> EXERCISE DESCRIPTION:
Print out each entry below exactly, please.

> TASK MATERIAL:
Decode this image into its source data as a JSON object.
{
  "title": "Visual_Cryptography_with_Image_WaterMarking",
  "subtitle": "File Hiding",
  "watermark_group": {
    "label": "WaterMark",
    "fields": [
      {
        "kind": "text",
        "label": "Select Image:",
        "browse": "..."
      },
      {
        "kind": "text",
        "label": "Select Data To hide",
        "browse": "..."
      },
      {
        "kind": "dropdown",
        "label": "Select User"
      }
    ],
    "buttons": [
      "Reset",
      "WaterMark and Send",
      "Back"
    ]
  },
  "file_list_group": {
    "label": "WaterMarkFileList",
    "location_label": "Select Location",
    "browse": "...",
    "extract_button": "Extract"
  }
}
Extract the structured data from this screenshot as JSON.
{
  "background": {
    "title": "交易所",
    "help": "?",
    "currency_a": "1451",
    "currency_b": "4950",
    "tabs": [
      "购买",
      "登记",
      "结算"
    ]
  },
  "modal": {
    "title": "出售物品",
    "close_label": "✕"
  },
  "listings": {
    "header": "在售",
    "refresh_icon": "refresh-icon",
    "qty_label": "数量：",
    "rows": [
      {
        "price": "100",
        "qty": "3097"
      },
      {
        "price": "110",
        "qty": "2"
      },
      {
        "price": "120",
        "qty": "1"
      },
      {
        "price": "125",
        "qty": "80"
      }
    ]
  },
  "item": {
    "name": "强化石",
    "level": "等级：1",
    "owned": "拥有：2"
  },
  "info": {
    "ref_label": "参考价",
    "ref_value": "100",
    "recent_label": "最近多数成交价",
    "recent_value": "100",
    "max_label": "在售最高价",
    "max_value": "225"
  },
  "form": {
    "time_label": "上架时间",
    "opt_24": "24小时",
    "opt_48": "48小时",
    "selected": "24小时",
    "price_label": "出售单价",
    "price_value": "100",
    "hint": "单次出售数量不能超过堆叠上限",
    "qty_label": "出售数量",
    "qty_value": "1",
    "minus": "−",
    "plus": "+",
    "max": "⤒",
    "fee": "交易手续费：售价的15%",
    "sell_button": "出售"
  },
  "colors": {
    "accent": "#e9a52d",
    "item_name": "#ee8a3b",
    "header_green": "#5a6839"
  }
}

> RESULT OF THIS EXERCISE:
Decode this image into its source data as a JSON object.
{
  "title": "Visual_Cryptography_with_Image_WaterMarking",
  "subtitle": "File Hiding",
  "watermark_group": {
    "label": "WaterMark",
    "fields": [
      {
        "kind": "text",
        "label": "Select Image:",
        "browse": "..."
      },
      {
        "kind": "text",
        "label": "Select Data To hide",
        "browse": "..."
      },
      {
        "kind": "dropdown",
        "label": "Select User"
      }
    ],
    "buttons": [
      "Reset",
      "WaterMark and Send",
      "Back"
    ]
  },
  "file_list_group": {
    "label": "WaterMarkFileList",
    "location_label": "Select Location",
    "browse": "...",
    "extract_button": "Extract"
  }
}
Extract the structured data from this screenshot as JSON.
{
  "background": {
    "title": "交易所",
    "help": "?",
    "currency_a": "1451",
    "currency_b": "4950",
    "tabs": [
      "购买",
      "登记",
      "结算"
    ]
  },
  "modal": {
    "title": "出售物品",
    "close_label": "✕"
  },
  "listings": {
    "header": "在售",
    "refresh_icon": "refresh-icon",
    "qty_label": "数量：",
    "rows": [
      {
        "price": "100",
        "qty": "3097"
      },
      {
        "price": "110",
        "qty": "2"
      },
      {
        "price": "120",
        "qty": "1"
      },
      {
        "price": "125",
        "qty": "80"
      }
    ]
  },
  "item": {
    "name": "强化石",
    "level": "等级：1",
    "owned": "拥有：2"
  },
  "info": {
    "ref_label": "参考价",
    "ref_value": "100",
    "recent_label": "最近多数成交价",
    "recent_value": "100",
    "max_label": "在售最高价",
    "max_value": "225"
  },
  "form": {
    "time_label": "上架时间",
    "opt_24": "24小时",
    "opt_48": "48小时",
    "selected": "24小时",
    "price_label": "出售单价",
    "price_value": "100",
    "hint": "单次出售数量不能超过堆叠上限",
    "qty_label": "出售数量",
    "qty_value": "1",
    "minus": "−",
    "plus": "+",
    "max": "⤒",
    "fee": "交易手续费：售价的15%",
    "sell_button": "出售"
  },
  "colors": {
    "accent": "#e9a52d",
    "item_name": "#ee8a3b",
    "header_green": "#5a6839"
  }
}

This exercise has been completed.